::: Material for this task

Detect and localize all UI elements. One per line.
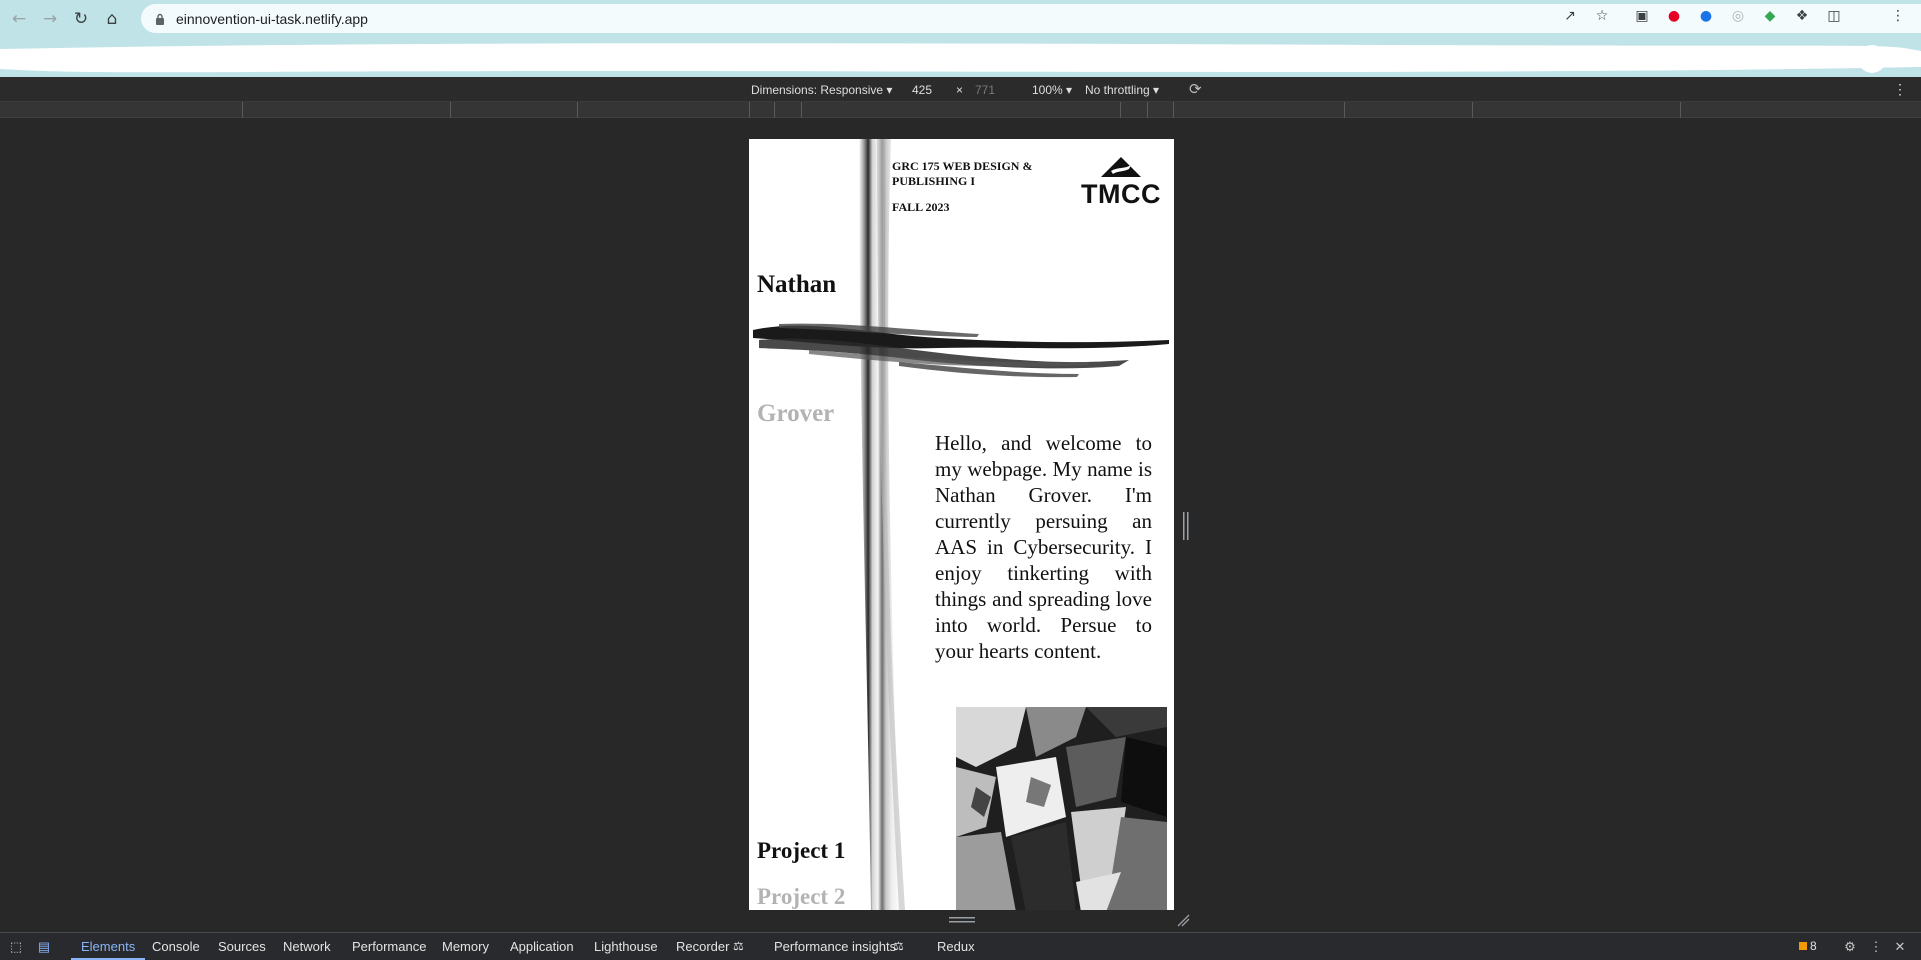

::::::
::: Material for this task

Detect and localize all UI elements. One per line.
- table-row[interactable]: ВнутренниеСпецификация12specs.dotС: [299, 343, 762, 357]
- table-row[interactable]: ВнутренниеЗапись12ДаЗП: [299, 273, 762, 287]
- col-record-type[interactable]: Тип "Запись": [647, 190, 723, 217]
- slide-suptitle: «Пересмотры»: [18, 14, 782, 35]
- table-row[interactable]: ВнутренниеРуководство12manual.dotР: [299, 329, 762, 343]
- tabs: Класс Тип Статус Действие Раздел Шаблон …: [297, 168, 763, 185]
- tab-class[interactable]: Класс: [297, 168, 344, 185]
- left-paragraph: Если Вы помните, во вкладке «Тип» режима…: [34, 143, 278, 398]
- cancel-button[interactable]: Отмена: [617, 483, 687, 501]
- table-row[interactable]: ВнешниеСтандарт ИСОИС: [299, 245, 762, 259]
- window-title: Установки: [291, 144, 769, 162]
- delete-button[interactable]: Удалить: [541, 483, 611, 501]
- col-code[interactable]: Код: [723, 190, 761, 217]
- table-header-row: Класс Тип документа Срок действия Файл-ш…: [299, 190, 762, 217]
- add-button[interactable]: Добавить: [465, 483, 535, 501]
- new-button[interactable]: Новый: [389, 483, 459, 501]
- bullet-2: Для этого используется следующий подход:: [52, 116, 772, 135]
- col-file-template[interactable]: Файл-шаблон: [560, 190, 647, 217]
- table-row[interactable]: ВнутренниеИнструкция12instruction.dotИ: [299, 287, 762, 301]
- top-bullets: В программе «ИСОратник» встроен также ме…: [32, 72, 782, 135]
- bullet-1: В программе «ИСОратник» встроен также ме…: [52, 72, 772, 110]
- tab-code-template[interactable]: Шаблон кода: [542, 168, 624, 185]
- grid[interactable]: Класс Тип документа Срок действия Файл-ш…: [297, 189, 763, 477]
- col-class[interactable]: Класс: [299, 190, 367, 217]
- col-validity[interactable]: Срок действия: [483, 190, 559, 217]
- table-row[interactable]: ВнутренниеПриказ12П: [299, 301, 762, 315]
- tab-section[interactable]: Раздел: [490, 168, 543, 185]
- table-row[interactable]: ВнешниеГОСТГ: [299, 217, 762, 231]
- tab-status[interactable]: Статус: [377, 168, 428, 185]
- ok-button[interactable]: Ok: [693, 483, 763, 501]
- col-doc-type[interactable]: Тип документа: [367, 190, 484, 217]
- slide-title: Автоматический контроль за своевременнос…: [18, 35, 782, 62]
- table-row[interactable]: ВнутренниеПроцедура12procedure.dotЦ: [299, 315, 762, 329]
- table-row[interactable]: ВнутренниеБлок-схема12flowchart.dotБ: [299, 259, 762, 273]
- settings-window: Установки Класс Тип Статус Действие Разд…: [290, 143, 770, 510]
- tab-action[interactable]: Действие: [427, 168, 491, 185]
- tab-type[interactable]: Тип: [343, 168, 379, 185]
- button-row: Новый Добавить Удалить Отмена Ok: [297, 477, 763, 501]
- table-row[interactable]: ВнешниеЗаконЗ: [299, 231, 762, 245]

::::::

*Problem requirements:* Find each row above that contains the string "действия", with case taken into account, and copy those rows.

*Expected answer:*
- table-header-row: Класс Тип документа Срок действия Файл-ш…: [299, 190, 762, 217]
- grid[interactable]: Класс Тип документа Срок действия Файл-ш…: [297, 189, 763, 477]
- col-validity[interactable]: Срок действия: [483, 190, 559, 217]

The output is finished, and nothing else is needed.